Your tasks.
[1] Answer these questions about the article on immigrant grassroots organizing, one line each:
(a) According to the opening summary, what did the legislation push millions of protesters to do this year?
(b) How long is Araceli Herrerra's bus commute?
(c) At which organization is she a volunteer organizer?
[2] Write the next few paragraphs of the article on immigrant grassroots organizing, picking up after its final sentence.

Galvanizing the Grassroots
Legislation designed to criminalize being — or helping — undocumented immigrants propelled millions of protesters to hit the streets this year.This grassroots movement is growing day by day. It's time for Congress to take heed and honor our history as a nation of immigrants.
by Robert Lovato
Starting at 8 am, Araceli Herrerra makes a living cleaning homes in some of the country’s most stunning gated communities. Herrerra, a 45-year-old single mom and grandmother from Mexico City, uses her one-hour bus commute to hand out flyers and talk to the anonymous army — gardeners, domestic workers, security guards, construction workers, day-care providers, and cooks — that builds and maintains the lifestyles and homes of the rich and famous in San Antonio, Texas.
“Many, maybe most, of the people I meet on the bus don’t have papers. Some get paid very well. But others get paid very badly,” says Herrerra, a volunteer organizer at the Esperanza Peace and Justice Center (EPJC), a community-based organization in the Alamo City.

Data section.
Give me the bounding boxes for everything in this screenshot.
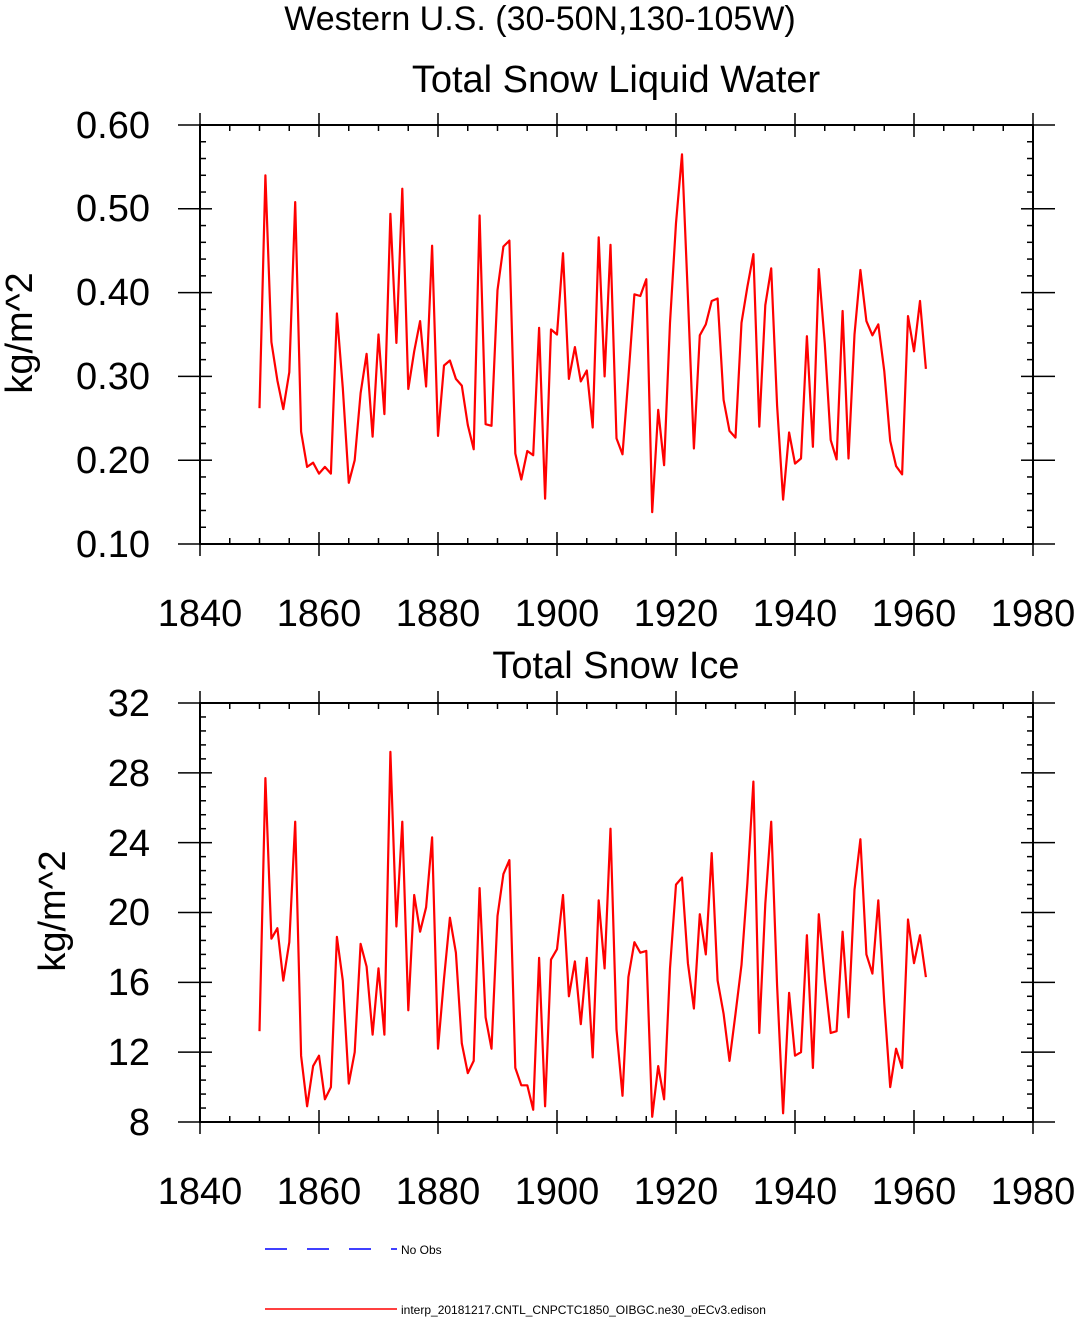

Expected outputs.
[1]
(a) Hit the streets.
(b) One hour.
(c) The Esperanza Peace and Justice Center (EPJC).

[2]
Some 14 hours after starting her morning bus ride, Herrerra’s still tearing down the political, legal, and cultural walls of the anti-immigrant fortress that the US has become since 9-11. Herrerra and the EPJC organized San Antonio’s historic and massive immigrant rights marches of this spring and summer.
“We have no choice,” she says. “Only by marching and organizing can we make people understand how we live, how we are exploited, how we want a better life for our children.”
The San Antonio-based Clear Channel and other mainstream media describe the recent marches as something that “came out of nowhere” in response to the border-wall-building, immigrant- criminalizing Sensenbrenner Bill. But the leaders of these marches — the largest simultaneous mobilizations ever to occur in the US — know that this movement weaves political tradition and intelligence with the great passion that makes history. They understand the difference between the mainstream English media construct of a “new civil rights movement” and the movimiento, or Latino rights movement, which is neither new nor solely about civil or even immigrant rights.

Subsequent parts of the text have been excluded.